*GIVEN PROBLEM*. Repeat all of the material exactly as given.

• • • •

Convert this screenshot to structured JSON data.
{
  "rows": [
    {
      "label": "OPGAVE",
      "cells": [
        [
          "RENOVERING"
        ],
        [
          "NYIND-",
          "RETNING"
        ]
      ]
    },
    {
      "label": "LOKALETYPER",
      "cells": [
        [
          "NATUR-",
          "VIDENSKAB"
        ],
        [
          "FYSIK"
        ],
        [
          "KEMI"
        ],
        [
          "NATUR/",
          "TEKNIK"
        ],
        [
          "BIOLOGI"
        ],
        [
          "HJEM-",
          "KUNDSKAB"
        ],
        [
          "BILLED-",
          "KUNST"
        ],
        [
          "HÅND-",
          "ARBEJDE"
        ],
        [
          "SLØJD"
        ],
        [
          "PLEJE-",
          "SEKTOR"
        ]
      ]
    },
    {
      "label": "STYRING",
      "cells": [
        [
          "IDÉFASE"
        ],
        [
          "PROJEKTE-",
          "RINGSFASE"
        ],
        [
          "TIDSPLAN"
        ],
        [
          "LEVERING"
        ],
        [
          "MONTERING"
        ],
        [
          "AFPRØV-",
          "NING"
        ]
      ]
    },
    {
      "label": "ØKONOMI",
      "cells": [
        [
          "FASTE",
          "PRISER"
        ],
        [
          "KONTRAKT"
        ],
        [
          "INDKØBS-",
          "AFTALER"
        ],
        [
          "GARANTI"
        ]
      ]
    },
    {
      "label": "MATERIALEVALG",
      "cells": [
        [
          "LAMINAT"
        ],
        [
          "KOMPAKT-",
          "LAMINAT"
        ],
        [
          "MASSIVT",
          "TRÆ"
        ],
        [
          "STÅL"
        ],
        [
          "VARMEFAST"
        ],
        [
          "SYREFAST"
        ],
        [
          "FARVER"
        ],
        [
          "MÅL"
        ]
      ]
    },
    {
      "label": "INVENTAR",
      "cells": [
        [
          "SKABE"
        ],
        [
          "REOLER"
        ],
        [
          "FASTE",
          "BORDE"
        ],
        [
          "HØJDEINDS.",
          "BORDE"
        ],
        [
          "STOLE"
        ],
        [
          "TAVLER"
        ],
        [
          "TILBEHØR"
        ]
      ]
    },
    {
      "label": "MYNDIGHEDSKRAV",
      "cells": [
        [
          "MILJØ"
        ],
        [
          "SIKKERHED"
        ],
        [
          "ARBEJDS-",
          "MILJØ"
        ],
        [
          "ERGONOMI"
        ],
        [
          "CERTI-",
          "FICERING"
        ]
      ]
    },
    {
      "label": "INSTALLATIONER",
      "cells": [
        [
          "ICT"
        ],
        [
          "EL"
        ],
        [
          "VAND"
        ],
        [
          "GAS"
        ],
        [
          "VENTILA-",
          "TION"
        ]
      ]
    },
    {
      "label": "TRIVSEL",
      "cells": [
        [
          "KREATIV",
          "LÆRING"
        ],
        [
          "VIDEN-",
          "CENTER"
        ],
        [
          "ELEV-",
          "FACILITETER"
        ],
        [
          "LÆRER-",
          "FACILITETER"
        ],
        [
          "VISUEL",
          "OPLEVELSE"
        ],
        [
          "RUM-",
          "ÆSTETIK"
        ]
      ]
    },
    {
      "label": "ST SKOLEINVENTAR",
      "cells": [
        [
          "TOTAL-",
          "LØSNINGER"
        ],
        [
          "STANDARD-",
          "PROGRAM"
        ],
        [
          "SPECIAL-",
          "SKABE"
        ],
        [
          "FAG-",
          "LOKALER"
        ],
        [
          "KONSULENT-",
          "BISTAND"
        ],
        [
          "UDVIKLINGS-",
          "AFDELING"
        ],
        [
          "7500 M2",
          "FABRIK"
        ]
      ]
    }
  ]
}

• • • •

*ANSWER TO THE EXERCISE*.
Convert this screenshot to structured JSON data.
{
  "rows": [
    {
      "label": "OPGAVE",
      "cells": [
        [
          "RENOVERING"
        ],
        [
          "NYIND-",
          "RETNING"
        ]
      ]
    },
    {
      "label": "LOKALETYPER",
      "cells": [
        [
          "NATUR-",
          "VIDENSKAB"
        ],
        [
          "FYSIK"
        ],
        [
          "KEMI"
        ],
        [
          "NATUR/",
          "TEKNIK"
        ],
        [
          "BIOLOGI"
        ],
        [
          "HJEM-",
          "KUNDSKAB"
        ],
        [
          "BILLED-",
          "KUNST"
        ],
        [
          "HÅND-",
          "ARBEJDE"
        ],
        [
          "SLØJD"
        ],
        [
          "PLEJE-",
          "SEKTOR"
        ]
      ]
    },
    {
      "label": "STYRING",
      "cells": [
        [
          "IDÉFASE"
        ],
        [
          "PROJEKTE-",
          "RINGSFASE"
        ],
        [
          "TIDSPLAN"
        ],
        [
          "LEVERING"
        ],
        [
          "MONTERING"
        ],
        [
          "AFPRØV-",
          "NING"
        ]
      ]
    },
    {
      "label": "ØKONOMI",
      "cells": [
        [
          "FASTE",
          "PRISER"
        ],
        [
          "KONTRAKT"
        ],
        [
          "INDKØBS-",
          "AFTALER"
        ],
        [
          "GARANTI"
        ]
      ]
    },
    {
      "label": "MATERIALEVALG",
      "cells": [
        [
          "LAMINAT"
        ],
        [
          "KOMPAKT-",
          "LAMINAT"
        ],
        [
          "MASSIVT",
          "TRÆ"
        ],
        [
          "STÅL"
        ],
        [
          "VARMEFAST"
        ],
        [
          "SYREFAST"
        ],
        [
          "FARVER"
        ],
        [
          "MÅL"
        ]
      ]
    },
    {
      "label": "INVENTAR",
      "cells": [
        [
          "SKABE"
        ],
        [
          "REOLER"
        ],
        [
          "FASTE",
          "BORDE"
        ],
        [
          "HØJDEINDS.",
          "BORDE"
        ],
        [
          "STOLE"
        ],
        [
          "TAVLER"
        ],
        [
          "TILBEHØR"
        ]
      ]
    },
    {
      "label": "MYNDIGHEDSKRAV",
      "cells": [
        [
          "MILJØ"
        ],
        [
          "SIKKERHED"
        ],
        [
          "ARBEJDS-",
          "MILJØ"
        ],
        [
          "ERGONOMI"
        ],
        [
          "CERTI-",
          "FICERING"
        ]
      ]
    },
    {
      "label": "INSTALLATIONER",
      "cells": [
        [
          "ICT"
        ],
        [
          "EL"
        ],
        [
          "VAND"
        ],
        [
          "GAS"
        ],
        [
          "VENTILA-",
          "TION"
        ]
      ]
    },
    {
      "label": "TRIVSEL",
      "cells": [
        [
          "KREATIV",
          "LÆRING"
        ],
        [
          "VIDEN-",
          "CENTER"
        ],
        [
          "ELEV-",
          "FACILITETER"
        ],
        [
          "LÆRER-",
          "FACILITETER"
        ],
        [
          "VISUEL",
          "OPLEVELSE"
        ],
        [
          "RUM-",
          "ÆSTETIK"
        ]
      ]
    },
    {
      "label": "ST SKOLEINVENTAR",
      "cells": [
        [
          "TOTAL-",
          "LØSNINGER"
        ],
        [
          "STANDARD-",
          "PROGRAM"
        ],
        [
          "SPECIAL-",
          "SKABE"
        ],
        [
          "FAG-",
          "LOKALER"
        ],
        [
          "KONSULENT-",
          "BISTAND"
        ],
        [
          "UDVIKLINGS-",
          "AFDELING"
        ],
        [
          "7500 M2",
          "FABRIK"
        ]
      ]
    }
  ]
}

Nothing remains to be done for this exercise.